TASK INSTRUCTIONS: Using the material below, copy every line where "MESES" appears.

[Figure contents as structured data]
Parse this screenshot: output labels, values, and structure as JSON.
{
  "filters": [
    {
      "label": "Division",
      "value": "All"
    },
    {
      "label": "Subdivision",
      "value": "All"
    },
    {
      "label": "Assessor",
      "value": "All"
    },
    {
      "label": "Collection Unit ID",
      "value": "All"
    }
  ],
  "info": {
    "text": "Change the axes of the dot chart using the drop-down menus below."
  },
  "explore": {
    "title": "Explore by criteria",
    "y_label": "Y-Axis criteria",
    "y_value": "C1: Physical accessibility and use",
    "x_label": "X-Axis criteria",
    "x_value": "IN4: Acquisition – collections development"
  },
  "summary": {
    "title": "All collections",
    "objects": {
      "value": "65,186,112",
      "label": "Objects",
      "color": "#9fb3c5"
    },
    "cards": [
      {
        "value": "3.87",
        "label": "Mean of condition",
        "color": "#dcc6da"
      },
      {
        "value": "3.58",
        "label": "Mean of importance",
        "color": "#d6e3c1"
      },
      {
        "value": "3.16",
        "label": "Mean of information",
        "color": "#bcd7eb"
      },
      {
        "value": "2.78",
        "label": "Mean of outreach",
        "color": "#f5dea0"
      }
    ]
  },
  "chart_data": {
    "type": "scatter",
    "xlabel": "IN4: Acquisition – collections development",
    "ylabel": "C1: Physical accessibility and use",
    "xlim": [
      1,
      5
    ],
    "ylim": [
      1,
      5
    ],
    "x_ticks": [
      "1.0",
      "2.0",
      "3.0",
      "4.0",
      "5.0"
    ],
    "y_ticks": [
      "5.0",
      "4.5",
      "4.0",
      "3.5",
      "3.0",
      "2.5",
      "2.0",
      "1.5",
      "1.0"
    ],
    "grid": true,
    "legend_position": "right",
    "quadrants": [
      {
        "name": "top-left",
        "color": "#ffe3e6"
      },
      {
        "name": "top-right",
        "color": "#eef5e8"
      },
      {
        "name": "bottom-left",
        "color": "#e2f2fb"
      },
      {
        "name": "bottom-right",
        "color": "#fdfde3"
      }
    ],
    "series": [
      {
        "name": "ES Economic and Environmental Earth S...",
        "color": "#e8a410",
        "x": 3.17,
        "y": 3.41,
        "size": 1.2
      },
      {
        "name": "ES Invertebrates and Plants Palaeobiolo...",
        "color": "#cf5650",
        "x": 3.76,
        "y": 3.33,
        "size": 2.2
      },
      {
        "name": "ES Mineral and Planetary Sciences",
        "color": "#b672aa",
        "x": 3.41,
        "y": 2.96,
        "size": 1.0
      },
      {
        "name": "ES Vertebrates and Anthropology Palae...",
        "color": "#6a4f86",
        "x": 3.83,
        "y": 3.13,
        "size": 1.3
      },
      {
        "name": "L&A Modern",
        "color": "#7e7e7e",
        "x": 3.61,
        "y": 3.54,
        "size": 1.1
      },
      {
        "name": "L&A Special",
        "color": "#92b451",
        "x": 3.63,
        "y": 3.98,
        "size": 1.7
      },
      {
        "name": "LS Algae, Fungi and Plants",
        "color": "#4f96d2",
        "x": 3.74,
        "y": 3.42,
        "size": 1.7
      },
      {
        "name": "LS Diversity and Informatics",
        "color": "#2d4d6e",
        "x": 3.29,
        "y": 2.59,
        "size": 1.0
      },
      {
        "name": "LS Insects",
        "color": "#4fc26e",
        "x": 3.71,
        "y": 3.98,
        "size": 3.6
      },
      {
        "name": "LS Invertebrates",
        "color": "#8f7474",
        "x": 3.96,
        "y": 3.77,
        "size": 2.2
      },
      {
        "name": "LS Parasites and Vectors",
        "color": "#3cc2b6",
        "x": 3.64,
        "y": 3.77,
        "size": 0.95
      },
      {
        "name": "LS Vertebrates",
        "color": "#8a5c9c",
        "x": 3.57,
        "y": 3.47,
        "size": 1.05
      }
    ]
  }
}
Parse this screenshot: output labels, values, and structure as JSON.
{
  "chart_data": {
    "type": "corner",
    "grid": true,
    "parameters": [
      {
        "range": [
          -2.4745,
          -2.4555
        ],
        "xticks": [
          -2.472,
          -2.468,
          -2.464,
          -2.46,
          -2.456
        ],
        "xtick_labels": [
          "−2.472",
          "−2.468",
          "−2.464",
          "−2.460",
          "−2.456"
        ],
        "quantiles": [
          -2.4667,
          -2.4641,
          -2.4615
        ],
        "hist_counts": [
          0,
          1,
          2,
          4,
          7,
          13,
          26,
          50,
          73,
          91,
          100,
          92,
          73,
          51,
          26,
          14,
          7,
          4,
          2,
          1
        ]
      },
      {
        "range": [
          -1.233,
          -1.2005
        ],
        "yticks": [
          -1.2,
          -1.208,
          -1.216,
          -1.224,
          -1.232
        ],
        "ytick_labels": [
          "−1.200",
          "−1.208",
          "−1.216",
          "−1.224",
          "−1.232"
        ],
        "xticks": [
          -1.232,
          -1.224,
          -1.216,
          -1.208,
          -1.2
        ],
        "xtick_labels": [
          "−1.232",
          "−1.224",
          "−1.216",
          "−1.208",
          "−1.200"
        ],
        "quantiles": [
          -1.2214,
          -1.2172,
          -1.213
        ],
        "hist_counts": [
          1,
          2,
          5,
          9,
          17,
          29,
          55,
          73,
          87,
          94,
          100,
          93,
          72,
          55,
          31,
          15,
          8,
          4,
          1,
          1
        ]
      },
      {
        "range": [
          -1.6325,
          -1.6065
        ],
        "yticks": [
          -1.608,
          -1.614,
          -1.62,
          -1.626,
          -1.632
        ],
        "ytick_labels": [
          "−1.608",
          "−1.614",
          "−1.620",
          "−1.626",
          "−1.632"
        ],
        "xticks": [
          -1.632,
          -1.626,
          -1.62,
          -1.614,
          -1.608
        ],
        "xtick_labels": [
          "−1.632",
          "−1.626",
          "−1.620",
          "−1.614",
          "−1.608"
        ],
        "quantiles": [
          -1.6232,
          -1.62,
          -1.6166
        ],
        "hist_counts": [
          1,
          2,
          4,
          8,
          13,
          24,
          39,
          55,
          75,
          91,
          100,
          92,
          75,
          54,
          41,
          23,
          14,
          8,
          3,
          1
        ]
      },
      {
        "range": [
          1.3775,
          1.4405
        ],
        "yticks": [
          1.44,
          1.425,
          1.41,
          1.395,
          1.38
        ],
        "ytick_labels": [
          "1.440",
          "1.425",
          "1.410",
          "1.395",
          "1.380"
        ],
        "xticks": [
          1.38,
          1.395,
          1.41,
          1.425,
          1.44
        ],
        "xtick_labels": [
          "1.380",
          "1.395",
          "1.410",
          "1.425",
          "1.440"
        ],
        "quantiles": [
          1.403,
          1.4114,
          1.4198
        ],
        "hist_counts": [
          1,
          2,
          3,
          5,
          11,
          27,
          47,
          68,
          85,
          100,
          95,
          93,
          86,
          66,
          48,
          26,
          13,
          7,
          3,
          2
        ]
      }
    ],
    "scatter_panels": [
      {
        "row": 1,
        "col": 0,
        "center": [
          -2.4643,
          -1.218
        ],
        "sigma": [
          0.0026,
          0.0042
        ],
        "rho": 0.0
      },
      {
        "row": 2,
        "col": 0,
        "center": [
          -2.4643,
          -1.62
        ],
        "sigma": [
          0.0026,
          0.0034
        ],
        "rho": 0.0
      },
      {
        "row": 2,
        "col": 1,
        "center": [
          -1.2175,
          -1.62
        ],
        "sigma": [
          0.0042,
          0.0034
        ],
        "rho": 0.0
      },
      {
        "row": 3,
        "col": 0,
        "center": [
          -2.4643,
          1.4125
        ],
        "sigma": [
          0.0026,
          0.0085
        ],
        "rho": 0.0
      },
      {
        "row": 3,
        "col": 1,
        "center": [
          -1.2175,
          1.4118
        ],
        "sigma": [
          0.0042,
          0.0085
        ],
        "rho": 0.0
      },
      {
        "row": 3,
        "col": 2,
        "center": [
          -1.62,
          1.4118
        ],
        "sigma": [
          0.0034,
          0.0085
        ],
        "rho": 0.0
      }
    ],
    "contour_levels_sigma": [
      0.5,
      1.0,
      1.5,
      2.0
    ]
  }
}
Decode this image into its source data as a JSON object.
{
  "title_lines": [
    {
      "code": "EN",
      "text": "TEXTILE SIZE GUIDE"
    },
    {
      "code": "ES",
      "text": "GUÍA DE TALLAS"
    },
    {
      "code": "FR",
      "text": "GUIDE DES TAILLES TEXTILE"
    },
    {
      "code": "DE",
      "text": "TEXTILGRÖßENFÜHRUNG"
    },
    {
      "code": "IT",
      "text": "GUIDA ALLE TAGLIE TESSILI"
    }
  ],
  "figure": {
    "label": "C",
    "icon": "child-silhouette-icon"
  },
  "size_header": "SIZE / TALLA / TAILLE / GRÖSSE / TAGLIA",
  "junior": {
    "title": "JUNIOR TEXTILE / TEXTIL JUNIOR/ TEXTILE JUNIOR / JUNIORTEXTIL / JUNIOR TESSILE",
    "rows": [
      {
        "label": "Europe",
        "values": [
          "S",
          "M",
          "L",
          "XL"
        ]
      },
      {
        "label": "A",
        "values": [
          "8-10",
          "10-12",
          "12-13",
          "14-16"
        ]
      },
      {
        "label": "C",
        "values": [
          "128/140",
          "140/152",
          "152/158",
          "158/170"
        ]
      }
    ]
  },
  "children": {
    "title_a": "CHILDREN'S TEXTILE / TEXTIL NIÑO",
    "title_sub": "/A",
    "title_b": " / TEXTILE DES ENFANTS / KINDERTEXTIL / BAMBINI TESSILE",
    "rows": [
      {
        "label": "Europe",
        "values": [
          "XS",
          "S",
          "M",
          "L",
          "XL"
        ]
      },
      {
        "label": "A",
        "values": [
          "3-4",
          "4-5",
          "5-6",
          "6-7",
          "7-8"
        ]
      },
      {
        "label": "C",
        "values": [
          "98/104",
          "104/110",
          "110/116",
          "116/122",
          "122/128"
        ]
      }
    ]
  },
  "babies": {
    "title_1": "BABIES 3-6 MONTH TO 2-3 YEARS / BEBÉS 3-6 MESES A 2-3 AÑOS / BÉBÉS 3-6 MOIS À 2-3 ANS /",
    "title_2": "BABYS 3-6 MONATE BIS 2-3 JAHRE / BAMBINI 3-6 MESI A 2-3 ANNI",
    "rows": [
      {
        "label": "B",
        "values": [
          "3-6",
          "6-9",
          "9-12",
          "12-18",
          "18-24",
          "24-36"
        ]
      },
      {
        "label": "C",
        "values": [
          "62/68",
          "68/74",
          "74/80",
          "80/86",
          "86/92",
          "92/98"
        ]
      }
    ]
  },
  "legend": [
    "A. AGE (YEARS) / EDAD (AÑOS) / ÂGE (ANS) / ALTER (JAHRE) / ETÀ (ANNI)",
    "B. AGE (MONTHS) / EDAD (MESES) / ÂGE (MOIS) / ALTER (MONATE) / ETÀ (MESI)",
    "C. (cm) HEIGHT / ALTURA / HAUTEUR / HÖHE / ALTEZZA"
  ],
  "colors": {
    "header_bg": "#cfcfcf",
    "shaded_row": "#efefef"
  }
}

RESULT BELOW:
    "title_1": "BABIES 3-6 MONTH TO 2-3 YEARS / BEBÉS 3-6 MESES A 2-3 AÑOS / BÉBÉS 3-6 MOIS À 2-3 ANS /",
    "B. AGE (MONTHS) / EDAD (MESES) / ÂGE (MOIS) / ALTER (MONATE) / ETÀ (MESI)",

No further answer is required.